● AIM
Using the records below, give the number of lines where the word "puppies" appears, with no further output.

[Rows from a dataset]
========================================================================

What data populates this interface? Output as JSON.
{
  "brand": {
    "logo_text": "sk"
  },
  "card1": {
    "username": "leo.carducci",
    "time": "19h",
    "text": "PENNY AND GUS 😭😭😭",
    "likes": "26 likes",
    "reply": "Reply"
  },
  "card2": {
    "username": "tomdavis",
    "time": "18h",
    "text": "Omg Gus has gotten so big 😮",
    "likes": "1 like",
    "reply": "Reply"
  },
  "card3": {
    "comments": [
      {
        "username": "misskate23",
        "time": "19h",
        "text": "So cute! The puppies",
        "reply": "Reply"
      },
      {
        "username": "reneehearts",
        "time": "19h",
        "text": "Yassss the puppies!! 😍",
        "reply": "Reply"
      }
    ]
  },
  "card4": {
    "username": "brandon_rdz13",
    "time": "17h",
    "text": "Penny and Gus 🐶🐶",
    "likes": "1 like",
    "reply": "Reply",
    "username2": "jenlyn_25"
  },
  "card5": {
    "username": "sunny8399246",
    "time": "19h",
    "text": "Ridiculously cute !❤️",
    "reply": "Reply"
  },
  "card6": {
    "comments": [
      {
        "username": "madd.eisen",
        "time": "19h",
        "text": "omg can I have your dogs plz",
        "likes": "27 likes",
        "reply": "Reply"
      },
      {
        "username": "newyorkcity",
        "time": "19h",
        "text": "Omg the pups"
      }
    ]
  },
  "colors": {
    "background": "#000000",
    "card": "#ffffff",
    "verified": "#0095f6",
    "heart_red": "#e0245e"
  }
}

========================================================================

● SOLVED PROBLEM
2